[Text block]
START

[Gluster-users] Heal operation detail of EC volumes

Serkan Çoban cobanserkan at gmail.com
Thu Jun 1 19:31:04 UTC 2017


>Is it possible that this matches your observations ?
Yes that matches what I see. So 19 files is being in parallel by 19
SHD processes. I thought only one file is being healed at a time.
Then what is the meaning of disperse.shd-max-threads parameter? If I
set it to 2 then each SHD thread will heal two files at the same time?

>How many IOPS can handle your bricks ?
Bricks are 7200RPM NL-SAS disks. 70-80 random IOPS max. But write
pattern seems sequential, 30-40MB bulk writes every 4-5 seconds.
This is what iostat shows.

>Do you have a test environment where we could check all this ?
Not currently but will have in 4-5 weeks. New servers are arriving, I
will add this test to my notes.

END

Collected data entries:
START

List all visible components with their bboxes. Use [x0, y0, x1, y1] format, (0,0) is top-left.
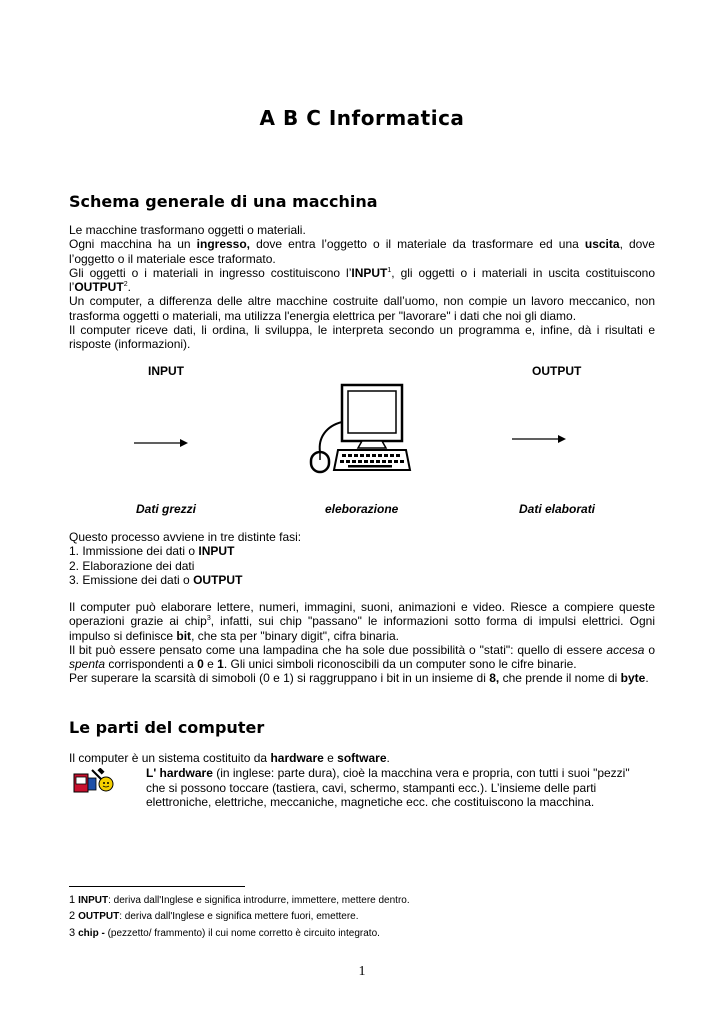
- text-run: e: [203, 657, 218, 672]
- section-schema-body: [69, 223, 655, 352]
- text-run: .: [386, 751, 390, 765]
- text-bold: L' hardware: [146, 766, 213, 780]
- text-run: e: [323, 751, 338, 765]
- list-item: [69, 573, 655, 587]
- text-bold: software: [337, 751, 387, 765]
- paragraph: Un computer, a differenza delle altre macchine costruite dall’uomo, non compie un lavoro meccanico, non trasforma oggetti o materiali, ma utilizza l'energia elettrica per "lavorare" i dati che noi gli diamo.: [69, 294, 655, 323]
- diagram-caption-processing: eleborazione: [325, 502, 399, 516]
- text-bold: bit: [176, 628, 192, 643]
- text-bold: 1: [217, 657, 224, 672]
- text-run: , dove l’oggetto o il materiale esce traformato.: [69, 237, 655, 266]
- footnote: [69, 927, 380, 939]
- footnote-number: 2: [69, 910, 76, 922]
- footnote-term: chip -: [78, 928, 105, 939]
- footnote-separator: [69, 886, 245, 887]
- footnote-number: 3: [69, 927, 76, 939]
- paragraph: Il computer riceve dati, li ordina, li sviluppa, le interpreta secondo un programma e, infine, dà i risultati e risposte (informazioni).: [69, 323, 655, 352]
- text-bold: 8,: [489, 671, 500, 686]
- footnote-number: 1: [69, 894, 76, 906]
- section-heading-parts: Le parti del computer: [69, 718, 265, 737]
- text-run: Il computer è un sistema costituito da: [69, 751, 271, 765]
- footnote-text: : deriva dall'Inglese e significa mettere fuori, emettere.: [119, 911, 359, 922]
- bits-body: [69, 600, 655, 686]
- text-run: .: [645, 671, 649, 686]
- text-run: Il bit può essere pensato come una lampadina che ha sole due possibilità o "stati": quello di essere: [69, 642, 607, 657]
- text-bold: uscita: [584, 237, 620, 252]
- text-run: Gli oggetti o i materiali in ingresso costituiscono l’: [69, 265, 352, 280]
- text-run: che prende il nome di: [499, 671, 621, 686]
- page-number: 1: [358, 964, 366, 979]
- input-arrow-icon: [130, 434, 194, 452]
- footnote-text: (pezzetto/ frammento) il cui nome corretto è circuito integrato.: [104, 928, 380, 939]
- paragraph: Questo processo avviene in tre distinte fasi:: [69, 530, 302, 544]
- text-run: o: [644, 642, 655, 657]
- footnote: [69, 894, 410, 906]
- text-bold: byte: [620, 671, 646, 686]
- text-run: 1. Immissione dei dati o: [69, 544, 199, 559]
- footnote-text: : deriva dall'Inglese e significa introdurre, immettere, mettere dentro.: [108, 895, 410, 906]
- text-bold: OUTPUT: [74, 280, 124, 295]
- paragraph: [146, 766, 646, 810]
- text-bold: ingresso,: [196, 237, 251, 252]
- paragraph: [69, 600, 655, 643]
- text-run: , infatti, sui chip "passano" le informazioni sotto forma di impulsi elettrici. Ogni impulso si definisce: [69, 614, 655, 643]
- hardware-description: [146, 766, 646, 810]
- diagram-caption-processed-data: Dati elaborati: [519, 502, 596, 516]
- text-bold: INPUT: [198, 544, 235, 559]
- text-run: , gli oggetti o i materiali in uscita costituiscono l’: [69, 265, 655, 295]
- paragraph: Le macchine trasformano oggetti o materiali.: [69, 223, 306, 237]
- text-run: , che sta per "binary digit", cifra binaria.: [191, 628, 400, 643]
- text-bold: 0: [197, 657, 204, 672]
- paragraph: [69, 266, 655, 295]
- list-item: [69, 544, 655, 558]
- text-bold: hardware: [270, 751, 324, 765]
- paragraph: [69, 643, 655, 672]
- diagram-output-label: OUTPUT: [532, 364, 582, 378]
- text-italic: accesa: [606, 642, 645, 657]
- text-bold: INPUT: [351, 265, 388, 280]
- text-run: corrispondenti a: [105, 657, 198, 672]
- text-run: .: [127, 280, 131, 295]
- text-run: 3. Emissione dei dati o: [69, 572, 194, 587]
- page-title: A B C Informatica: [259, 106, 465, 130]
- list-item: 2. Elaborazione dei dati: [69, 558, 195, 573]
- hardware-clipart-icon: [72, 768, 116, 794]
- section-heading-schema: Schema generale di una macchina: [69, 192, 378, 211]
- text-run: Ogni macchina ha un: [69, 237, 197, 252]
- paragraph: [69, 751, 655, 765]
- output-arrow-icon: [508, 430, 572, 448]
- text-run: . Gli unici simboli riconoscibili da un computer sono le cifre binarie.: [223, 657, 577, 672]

END

[Things to do]
1. In the records, reproduce word for word the stretch from the line containing "- text-run: e: [203, 657, 218, 672]" through the line containing "- text-bold: byte: [620, 671, 646, 686]".
2. Continue the mailing-list post about healing EC volumes in Gluster from the point where it ends.
The post and the records have no connection to each other.

[Results of the exercise]
1.
- text-run: e: [203, 657, 218, 672]
- section-schema-body: [69, 223, 655, 352]
- text-run: .: [386, 751, 390, 765]
- text-bold: L' hardware: [146, 766, 213, 780]
- text-run: e: [323, 751, 338, 765]
- list-item: [69, 573, 655, 587]
- text-bold: software: [337, 751, 387, 765]
- paragraph: Un computer, a differenza delle altre macchine costruite dall’uomo, non compie un lavoro meccanico, non trasforma oggetti o materiali, ma utilizza l'energia elettrica per "lavorare" i dati che noi gli diamo.: [69, 294, 655, 323]
- diagram-caption-processing: eleborazione: [325, 502, 399, 516]
- text-bold: bit: [176, 628, 192, 643]
- text-bold: 1: [217, 657, 224, 672]
- text-run: , dove l’oggetto o il materiale esce traformato.: [69, 237, 655, 266]
- footnote: [69, 927, 380, 939]
- footnote-number: 2: [69, 910, 76, 922]
- footnote-term: chip -: [78, 928, 105, 939]
- footnote-separator: [69, 886, 245, 887]
- footnote-number: 3: [69, 927, 76, 939]
- paragraph: Il computer riceve dati, li ordina, li sviluppa, le interpreta secondo un programma e, infine, dà i risultati e risposte (informazioni).: [69, 323, 655, 352]
- text-bold: 8,: [489, 671, 500, 686]
- footnote-number: 1: [69, 894, 76, 906]
- section-heading-parts: Le parti del computer: [69, 718, 265, 737]
- text-run: Il computer è un sistema costituito da: [69, 751, 271, 765]
- footnote-text: : deriva dall'Inglese e significa mettere fuori, emettere.: [119, 911, 359, 922]
- bits-body: [69, 600, 655, 686]
- text-run: .: [645, 671, 649, 686]
- text-run: Il bit può essere pensato come una lampadina che ha sole due possibilità o "stati": quello di essere: [69, 642, 607, 657]
- text-bold: uscita: [584, 237, 620, 252]
- text-run: Gli oggetti o i materiali in ingresso costituiscono l’: [69, 265, 352, 280]
- text-run: che prende il nome di: [499, 671, 621, 686]
- page-number: 1: [358, 964, 366, 979]
- input-arrow-icon: [130, 434, 194, 452]
- footnote-text: (pezzetto/ frammento) il cui nome corretto è circuito integrato.: [104, 928, 380, 939]
- paragraph: Questo processo avviene in tre distinte fasi:: [69, 530, 302, 544]
- text-run: o: [644, 642, 655, 657]
- footnote: [69, 894, 410, 906]
- text-bold: byte: [620, 671, 646, 686]

2.
> There's a feature to allow to configure the self-heal block size to optimize these cases. The feature is available on 3.11.
I did not see this in 3.11 release notes, what parameter name I should look for?



On Thu, Jun 1, 2017 at 10:30 AM, Xavier Hernandez <xhernandez at datalab.es> wrote:
> Hi Serkan,
>
> On 30/05/17 10:22, Serkan Çoban wrote:
>>
>> Ok I understand that heal operation takes place on server side. In
>> this case I should see X KB
>>  out network traffic from 16 servers and 16X KB input traffic to the
>> failed brick server right? So that process will get 16 chunks
>> recalculate our chunk and write it to disk.
>
>
> That should be the normal operation for a single heal.
>
>> The problem is I am not seeing such kind of traffic on servers. In my
>> configuration (16+4 EC) I see 20 servers are all have 7-8MB outbound
>> traffic and none of them has more than 10MB incoming traffic.
>> Only heal operation is happening on cluster right now, no client/other
>> traffic. I see constant 7-8MB write to healing brick disk. So where is
>> the missing traffic?
>
>
> Not sure about your configuration, but probably you are seeing the result of
> having the SHD of each server doing heals. That would explain the network
> traffic you have.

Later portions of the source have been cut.